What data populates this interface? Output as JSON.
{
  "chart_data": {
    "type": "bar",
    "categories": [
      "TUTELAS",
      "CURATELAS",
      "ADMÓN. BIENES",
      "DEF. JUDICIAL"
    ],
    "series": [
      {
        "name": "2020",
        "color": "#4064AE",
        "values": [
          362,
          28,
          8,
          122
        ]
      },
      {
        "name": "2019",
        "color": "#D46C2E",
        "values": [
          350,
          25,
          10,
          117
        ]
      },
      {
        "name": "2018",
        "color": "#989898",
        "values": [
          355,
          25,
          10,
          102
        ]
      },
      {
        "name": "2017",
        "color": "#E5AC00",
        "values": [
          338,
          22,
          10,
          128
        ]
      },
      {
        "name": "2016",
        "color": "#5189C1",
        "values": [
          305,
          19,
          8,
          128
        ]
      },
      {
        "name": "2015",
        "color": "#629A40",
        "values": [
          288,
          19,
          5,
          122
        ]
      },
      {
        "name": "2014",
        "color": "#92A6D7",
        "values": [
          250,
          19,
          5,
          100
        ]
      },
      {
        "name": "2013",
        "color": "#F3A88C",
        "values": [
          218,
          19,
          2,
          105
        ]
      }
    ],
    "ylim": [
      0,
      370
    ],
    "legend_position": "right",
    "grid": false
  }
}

•••••

▶ _Requirements_
Identify the lines above with the word "color". Copy them.

▶ _Output for this exercise_
        "color": "#4064AE",
        "color": "#D46C2E",
        "color": "#989898",
        "color": "#E5AC00",
        "color": "#5189C1",
        "color": "#629A40",
        "color": "#92A6D7",
        "color": "#F3A88C",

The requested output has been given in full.